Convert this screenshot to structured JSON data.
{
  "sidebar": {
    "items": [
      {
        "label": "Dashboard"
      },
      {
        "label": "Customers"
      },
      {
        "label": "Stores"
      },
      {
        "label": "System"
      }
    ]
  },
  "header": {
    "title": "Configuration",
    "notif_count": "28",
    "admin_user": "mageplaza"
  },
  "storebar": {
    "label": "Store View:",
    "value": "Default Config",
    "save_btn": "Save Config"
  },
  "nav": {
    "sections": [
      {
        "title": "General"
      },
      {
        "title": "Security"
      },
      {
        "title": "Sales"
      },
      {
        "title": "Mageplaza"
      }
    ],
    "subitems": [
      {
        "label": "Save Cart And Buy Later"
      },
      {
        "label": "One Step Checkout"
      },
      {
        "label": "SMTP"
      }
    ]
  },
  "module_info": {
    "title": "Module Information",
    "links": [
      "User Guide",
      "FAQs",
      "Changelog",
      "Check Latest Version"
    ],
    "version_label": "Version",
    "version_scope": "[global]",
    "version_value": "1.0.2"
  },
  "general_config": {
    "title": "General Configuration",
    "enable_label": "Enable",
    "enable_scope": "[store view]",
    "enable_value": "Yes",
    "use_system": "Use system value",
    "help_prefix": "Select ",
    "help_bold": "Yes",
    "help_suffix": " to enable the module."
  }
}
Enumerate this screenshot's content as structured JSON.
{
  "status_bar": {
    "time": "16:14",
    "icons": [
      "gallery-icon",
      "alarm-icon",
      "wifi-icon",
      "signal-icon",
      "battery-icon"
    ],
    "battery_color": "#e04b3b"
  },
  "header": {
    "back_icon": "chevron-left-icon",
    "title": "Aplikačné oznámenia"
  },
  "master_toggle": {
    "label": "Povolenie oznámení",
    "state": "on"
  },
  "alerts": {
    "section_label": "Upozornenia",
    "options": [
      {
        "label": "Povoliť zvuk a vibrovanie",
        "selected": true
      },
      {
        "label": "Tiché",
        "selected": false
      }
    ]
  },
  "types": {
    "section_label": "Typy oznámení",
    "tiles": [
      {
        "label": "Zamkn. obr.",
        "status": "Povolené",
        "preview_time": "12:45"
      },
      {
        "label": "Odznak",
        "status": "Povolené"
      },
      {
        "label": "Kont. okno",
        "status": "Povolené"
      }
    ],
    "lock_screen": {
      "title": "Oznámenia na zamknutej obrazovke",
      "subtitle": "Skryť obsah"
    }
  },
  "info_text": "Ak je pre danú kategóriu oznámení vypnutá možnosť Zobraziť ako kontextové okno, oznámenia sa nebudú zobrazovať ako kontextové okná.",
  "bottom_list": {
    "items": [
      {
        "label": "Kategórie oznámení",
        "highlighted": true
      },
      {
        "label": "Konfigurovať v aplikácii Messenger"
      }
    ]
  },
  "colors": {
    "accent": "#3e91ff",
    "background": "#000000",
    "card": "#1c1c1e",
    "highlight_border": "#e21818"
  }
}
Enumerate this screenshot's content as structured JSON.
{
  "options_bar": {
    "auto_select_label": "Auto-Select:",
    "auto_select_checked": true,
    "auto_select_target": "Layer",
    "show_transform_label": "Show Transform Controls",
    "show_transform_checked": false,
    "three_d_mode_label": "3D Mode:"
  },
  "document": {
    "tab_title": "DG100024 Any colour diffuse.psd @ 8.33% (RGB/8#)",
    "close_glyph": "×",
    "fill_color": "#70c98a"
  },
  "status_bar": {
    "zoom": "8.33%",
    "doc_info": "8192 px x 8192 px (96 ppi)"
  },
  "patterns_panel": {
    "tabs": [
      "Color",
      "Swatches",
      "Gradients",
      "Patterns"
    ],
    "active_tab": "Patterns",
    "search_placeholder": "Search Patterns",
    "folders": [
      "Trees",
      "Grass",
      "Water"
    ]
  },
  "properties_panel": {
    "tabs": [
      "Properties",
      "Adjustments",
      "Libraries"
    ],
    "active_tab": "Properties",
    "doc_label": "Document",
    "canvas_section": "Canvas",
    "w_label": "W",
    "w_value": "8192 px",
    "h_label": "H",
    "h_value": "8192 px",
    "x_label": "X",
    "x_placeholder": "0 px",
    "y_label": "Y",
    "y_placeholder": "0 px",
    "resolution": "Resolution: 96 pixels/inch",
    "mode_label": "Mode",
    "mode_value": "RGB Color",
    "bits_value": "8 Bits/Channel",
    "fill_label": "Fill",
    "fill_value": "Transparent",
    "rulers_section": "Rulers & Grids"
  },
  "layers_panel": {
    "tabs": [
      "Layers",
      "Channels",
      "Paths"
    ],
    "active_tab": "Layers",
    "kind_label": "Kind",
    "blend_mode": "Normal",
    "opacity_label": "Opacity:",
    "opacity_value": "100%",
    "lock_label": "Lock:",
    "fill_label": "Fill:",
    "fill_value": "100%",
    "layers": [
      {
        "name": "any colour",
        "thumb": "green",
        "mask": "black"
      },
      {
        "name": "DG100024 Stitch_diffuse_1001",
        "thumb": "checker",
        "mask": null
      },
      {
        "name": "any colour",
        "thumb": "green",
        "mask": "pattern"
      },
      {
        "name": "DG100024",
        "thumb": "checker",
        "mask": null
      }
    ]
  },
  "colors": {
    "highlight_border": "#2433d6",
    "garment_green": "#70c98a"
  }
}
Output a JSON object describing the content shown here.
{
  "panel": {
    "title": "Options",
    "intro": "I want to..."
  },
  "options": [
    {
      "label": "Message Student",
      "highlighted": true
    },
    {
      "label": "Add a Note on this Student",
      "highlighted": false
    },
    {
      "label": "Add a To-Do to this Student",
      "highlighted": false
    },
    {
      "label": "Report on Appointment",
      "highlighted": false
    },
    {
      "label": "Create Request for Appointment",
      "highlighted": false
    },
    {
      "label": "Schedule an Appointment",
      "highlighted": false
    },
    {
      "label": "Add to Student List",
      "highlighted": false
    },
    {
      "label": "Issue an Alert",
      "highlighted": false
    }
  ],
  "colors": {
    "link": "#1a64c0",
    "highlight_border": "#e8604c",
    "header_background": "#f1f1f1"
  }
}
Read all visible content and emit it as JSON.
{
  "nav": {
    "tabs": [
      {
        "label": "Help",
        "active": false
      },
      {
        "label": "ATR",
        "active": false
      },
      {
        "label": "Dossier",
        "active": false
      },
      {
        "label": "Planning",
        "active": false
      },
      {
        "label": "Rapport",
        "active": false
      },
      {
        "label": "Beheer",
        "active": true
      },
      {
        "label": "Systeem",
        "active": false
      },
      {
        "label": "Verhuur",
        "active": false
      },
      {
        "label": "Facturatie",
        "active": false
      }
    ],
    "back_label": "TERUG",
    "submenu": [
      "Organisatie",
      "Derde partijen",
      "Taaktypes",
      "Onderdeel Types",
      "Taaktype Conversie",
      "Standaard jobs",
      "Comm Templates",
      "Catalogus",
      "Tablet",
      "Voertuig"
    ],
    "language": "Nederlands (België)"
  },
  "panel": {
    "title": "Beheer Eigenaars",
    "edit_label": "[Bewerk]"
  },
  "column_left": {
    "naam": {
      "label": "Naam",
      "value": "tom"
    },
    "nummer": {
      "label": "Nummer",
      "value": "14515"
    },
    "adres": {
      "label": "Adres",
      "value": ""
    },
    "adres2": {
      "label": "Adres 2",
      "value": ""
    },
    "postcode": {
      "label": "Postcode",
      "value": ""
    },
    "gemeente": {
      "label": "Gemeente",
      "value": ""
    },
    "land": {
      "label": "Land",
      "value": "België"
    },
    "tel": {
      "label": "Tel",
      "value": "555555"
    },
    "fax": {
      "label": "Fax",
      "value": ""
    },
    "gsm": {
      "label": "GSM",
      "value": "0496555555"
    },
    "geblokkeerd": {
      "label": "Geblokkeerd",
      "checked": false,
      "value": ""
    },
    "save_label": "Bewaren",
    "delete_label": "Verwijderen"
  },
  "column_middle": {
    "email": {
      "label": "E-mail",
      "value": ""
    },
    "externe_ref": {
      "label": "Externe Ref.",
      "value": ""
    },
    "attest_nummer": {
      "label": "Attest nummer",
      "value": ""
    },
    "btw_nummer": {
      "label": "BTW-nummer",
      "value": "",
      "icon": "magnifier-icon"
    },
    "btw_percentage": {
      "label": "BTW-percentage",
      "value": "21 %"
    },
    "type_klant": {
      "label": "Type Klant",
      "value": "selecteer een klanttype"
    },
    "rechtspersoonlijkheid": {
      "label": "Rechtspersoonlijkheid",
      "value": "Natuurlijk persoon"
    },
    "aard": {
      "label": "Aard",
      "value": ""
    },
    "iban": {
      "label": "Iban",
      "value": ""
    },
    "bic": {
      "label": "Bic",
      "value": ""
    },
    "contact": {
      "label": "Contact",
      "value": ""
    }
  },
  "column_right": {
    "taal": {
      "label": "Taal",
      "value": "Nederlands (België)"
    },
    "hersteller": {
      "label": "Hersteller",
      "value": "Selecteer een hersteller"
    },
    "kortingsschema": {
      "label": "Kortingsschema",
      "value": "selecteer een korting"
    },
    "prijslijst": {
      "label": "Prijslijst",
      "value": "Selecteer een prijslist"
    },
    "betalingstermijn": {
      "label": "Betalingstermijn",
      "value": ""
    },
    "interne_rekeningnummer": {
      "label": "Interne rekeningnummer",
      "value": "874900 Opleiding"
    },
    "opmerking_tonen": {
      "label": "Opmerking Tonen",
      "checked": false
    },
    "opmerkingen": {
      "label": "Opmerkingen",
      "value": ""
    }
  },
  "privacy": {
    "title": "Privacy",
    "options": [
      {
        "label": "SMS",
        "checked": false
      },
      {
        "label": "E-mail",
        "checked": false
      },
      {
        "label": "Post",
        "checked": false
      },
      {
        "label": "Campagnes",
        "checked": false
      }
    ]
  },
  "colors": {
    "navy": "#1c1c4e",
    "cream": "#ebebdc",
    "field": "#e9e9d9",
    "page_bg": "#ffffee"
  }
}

* _TASK INSTRUCTIONS_
Take each line of the material that contains the word "okno" and list it.

* _SOLVED PROBLEM_
        "label": "Kont. okno",
  "info_text": "Ak je pre danú kategóriu oznámení vypnutá možnosť Zobraziť ako kontextové okno, oznámenia sa nebudú zobrazovať ako kontextové okná.",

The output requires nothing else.